» **Set exercise**
Which lines below hold the word "Played"? Copy all of them.

(Figure record listings)

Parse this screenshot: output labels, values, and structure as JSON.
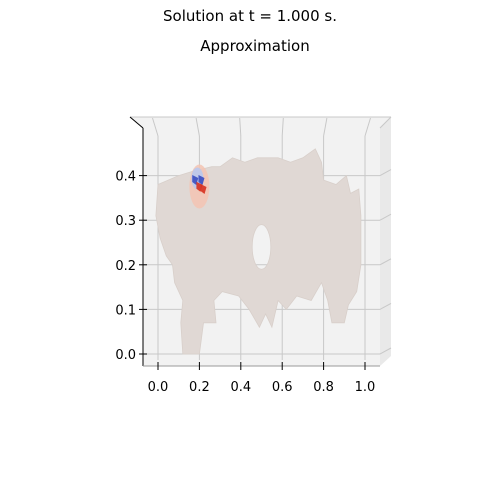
{
  "figure": {
    "suptitle": "Solution at t = 1.000 s.",
    "title": "Approximation"
  },
  "chart_data": {
    "type": "surface",
    "title": "Approximation",
    "view": "3D surface seen from above (x-y plane)",
    "xlim": [
      -0.07,
      1.07
    ],
    "ylim": [
      -0.03,
      0.5
    ],
    "x_ticks": [
      "0.0",
      "0.2",
      "0.4",
      "0.6",
      "0.8",
      "1.0"
    ],
    "x_tick_values": [
      0.0,
      0.2,
      0.4,
      0.6,
      0.8,
      1.0
    ],
    "y_ticks": [
      "0.0",
      "0.1",
      "0.2",
      "0.3",
      "0.4"
    ],
    "y_tick_values": [
      0.0,
      0.1,
      0.2,
      0.3,
      0.4
    ],
    "grid": true,
    "colormap": "coolwarm",
    "colors": {
      "base_surface": "#e0d8d4",
      "pane": "#f2f2f2",
      "grid": "#c8c8c8",
      "positive": "#d7301f",
      "negative": "#3b4cc0"
    },
    "domain_outline": [
      [
        0.0,
        0.38
      ],
      [
        0.1,
        0.4
      ],
      [
        0.17,
        0.41
      ],
      [
        0.26,
        0.42
      ],
      [
        0.3,
        0.42
      ],
      [
        0.36,
        0.44
      ],
      [
        0.42,
        0.43
      ],
      [
        0.48,
        0.44
      ],
      [
        0.53,
        0.44
      ],
      [
        0.58,
        0.44
      ],
      [
        0.64,
        0.43
      ],
      [
        0.7,
        0.44
      ],
      [
        0.76,
        0.46
      ],
      [
        0.79,
        0.43
      ],
      [
        0.8,
        0.39
      ],
      [
        0.86,
        0.38
      ],
      [
        0.91,
        0.4
      ],
      [
        0.93,
        0.36
      ],
      [
        0.97,
        0.37
      ],
      [
        0.98,
        0.31
      ],
      [
        0.98,
        0.2
      ],
      [
        0.96,
        0.14
      ],
      [
        0.92,
        0.11
      ],
      [
        0.9,
        0.07
      ],
      [
        0.84,
        0.07
      ],
      [
        0.82,
        0.12
      ],
      [
        0.79,
        0.16
      ],
      [
        0.74,
        0.12
      ],
      [
        0.67,
        0.13
      ],
      [
        0.62,
        0.1
      ],
      [
        0.58,
        0.12
      ],
      [
        0.55,
        0.06
      ],
      [
        0.52,
        0.09
      ],
      [
        0.49,
        0.06
      ],
      [
        0.44,
        0.1
      ],
      [
        0.39,
        0.13
      ],
      [
        0.31,
        0.14
      ],
      [
        0.27,
        0.12
      ],
      [
        0.28,
        0.07
      ],
      [
        0.22,
        0.07
      ],
      [
        0.2,
        0.0
      ],
      [
        0.12,
        0.0
      ],
      [
        0.11,
        0.07
      ],
      [
        0.12,
        0.12
      ],
      [
        0.08,
        0.16
      ],
      [
        0.07,
        0.2
      ],
      [
        0.04,
        0.22
      ],
      [
        0.01,
        0.26
      ],
      [
        -0.01,
        0.31
      ]
    ],
    "hole": {
      "cx": 0.5,
      "cy": 0.24,
      "rx": 0.045,
      "ry": 0.05
    },
    "hotspot": {
      "x": 0.2,
      "y": 0.38,
      "patches": [
        {
          "x": 0.18,
          "y": 0.39,
          "sign": "negative"
        },
        {
          "x": 0.21,
          "y": 0.39,
          "sign": "negative"
        },
        {
          "x": 0.2,
          "y": 0.375,
          "sign": "positive"
        },
        {
          "x": 0.22,
          "y": 0.37,
          "sign": "positive"
        }
      ]
    }
  }
}
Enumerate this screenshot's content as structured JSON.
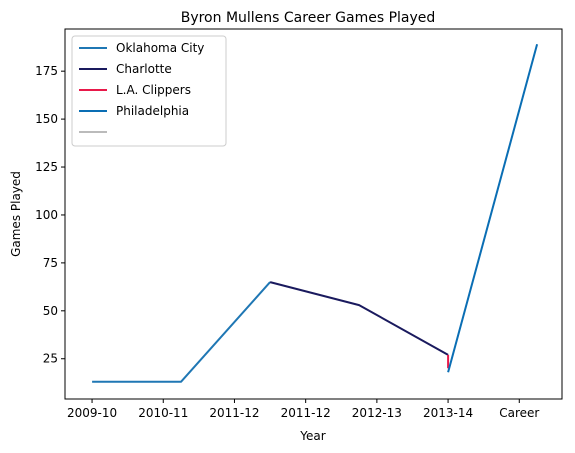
{
  "chart_data": {
    "type": "line",
    "title": "Byron Mullens Career Games Played",
    "xlabel": "Year",
    "ylabel": "Games Played",
    "x_ticks": [
      "2009-10",
      "2010-11",
      "2011-12",
      "2011-12",
      "2012-13",
      "2013-14",
      "Career"
    ],
    "y_ticks": [
      25,
      50,
      75,
      100,
      125,
      150,
      175
    ],
    "ylim": [
      4,
      197
    ],
    "xlim": [
      -0.38,
      6.6
    ],
    "grid": false,
    "legend_position": "top-left",
    "series": [
      {
        "name": "Oklahoma City",
        "color": "#1f77b4",
        "points": [
          {
            "x": 0,
            "y": 13
          },
          {
            "x": 1.25,
            "y": 13
          },
          {
            "x": 2.5,
            "y": 65
          }
        ]
      },
      {
        "name": "Charlotte",
        "color": "#1a1a5e",
        "points": [
          {
            "x": 2.5,
            "y": 65
          },
          {
            "x": 3.75,
            "y": 53
          },
          {
            "x": 5.0,
            "y": 27
          }
        ]
      },
      {
        "name": "L.A. Clippers",
        "color": "#e8194a",
        "points": [
          {
            "x": 5.0,
            "y": 27
          },
          {
            "x": 5.0,
            "y": 20
          }
        ]
      },
      {
        "name": "Philadelphia",
        "color": "#0a6eb4",
        "points": [
          {
            "x": 5.0,
            "y": 18
          },
          {
            "x": 6.25,
            "y": 189
          }
        ]
      },
      {
        "name": "",
        "color": "#bbbbbb",
        "points": []
      }
    ]
  }
}
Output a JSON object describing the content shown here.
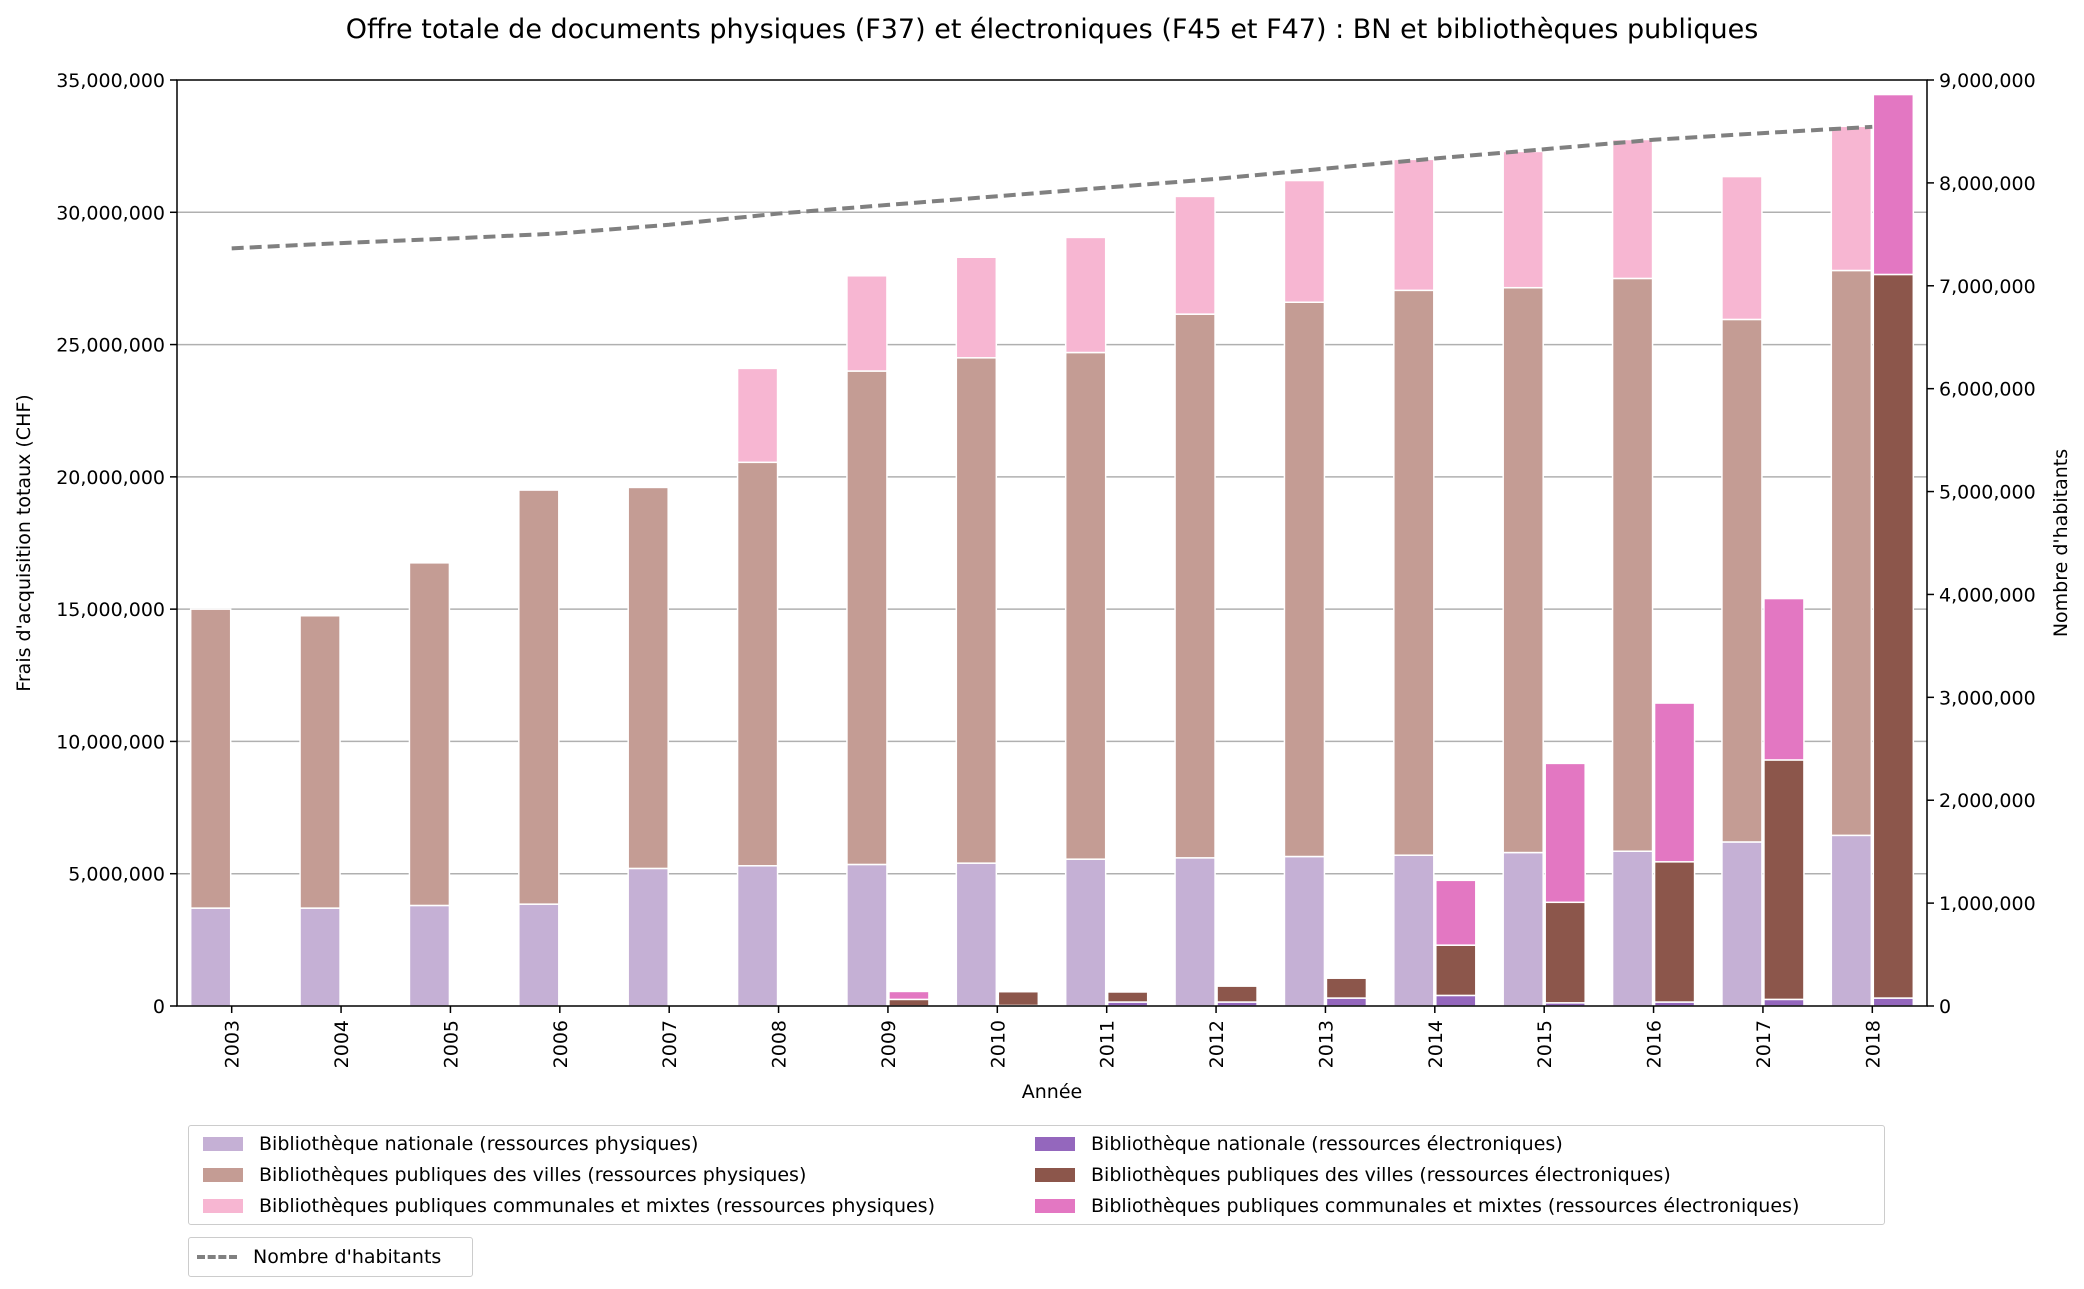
{
  "chart_data": {
    "type": "bar",
    "title": "Offre totale de documents physiques (F37) et électroniques (F45 et F47) : BN et bibliothèques publiques",
    "xlabel": "Année",
    "ylabel": "Frais d'acquisition totaux (CHF)",
    "y2label": "Nombre d'habitants",
    "categories": [
      "2003",
      "2004",
      "2005",
      "2006",
      "2007",
      "2008",
      "2009",
      "2010",
      "2011",
      "2012",
      "2013",
      "2014",
      "2015",
      "2016",
      "2017",
      "2018"
    ],
    "ylim": [
      0,
      35000000
    ],
    "y2lim": [
      0,
      9000000
    ],
    "yticks": [
      0,
      5000000,
      10000000,
      15000000,
      20000000,
      25000000,
      30000000,
      35000000
    ],
    "yticklabels": [
      "0",
      "5,000,000",
      "10,000,000",
      "15,000,000",
      "20,000,000",
      "25,000,000",
      "30,000,000",
      "35,000,000"
    ],
    "y2ticks": [
      0,
      1000000,
      2000000,
      3000000,
      4000000,
      5000000,
      6000000,
      7000000,
      8000000,
      9000000
    ],
    "y2ticklabels": [
      "0",
      "1,000,000",
      "2,000,000",
      "3,000,000",
      "4,000,000",
      "5,000,000",
      "6,000,000",
      "7,000,000",
      "8,000,000",
      "9,000,000"
    ],
    "grid": "horizontal",
    "legend_position": "bottom",
    "stacks": [
      {
        "group": "physical",
        "series": [
          {
            "name": "Bibliothèque nationale (ressources physiques)",
            "color": "#c5b0d5",
            "values": [
              3700000,
              3700000,
              3800000,
              3850000,
              5200000,
              5300000,
              5350000,
              5400000,
              5550000,
              5600000,
              5650000,
              5700000,
              5800000,
              5850000,
              6200000,
              6450000
            ]
          },
          {
            "name": "Bibliothèques publiques des villes (ressources physiques)",
            "color": "#c49c94",
            "values": [
              11300000,
              11050000,
              12950000,
              15650000,
              14400000,
              15250000,
              18650000,
              19100000,
              19150000,
              20550000,
              20950000,
              21350000,
              21350000,
              21650000,
              19750000,
              21350000
            ]
          },
          {
            "name": "Bibliothèques publiques communales et mixtes (ressources physiques)",
            "color": "#f7b6d2",
            "values": [
              0,
              0,
              0,
              0,
              0,
              3550000,
              3600000,
              3800000,
              4350000,
              4450000,
              4600000,
              4950000,
              5150000,
              5250000,
              5400000,
              5450000
            ]
          }
        ]
      },
      {
        "group": "electronic",
        "series": [
          {
            "name": "Bibliothèque nationale (ressources électroniques)",
            "color": "#9467bd",
            "values": [
              0,
              0,
              0,
              0,
              0,
              0,
              0,
              20000,
              150000,
              150000,
              300000,
              400000,
              120000,
              150000,
              250000,
              300000
            ]
          },
          {
            "name": "Bibliothèques publiques des villes (ressources électroniques)",
            "color": "#8c564b",
            "values": [
              0,
              0,
              0,
              0,
              0,
              0,
              250000,
              520000,
              380000,
              600000,
              750000,
              1900000,
              3800000,
              5300000,
              9050000,
              27350000
            ]
          },
          {
            "name": "Bibliothèques publiques communales et mixtes (ressources électroniques)",
            "color": "#e377c2",
            "values": [
              0,
              0,
              0,
              0,
              0,
              0,
              300000,
              0,
              0,
              0,
              0,
              2450000,
              5250000,
              6000000,
              6100000,
              6800000
            ]
          }
        ]
      }
    ],
    "line": {
      "name": "Nombre d'habitants",
      "color": "#808080",
      "style": "dashed",
      "axis": "right",
      "values": [
        7364000,
        7415000,
        7459000,
        7509000,
        7593000,
        7702000,
        7786000,
        7870000,
        7955000,
        8039000,
        8139000,
        8237000,
        8327000,
        8419000,
        8484000,
        8545000
      ]
    }
  }
}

» **Final result**
    "title": "Byron Mullens Career Games Played",
    "ylabel": "Games Played",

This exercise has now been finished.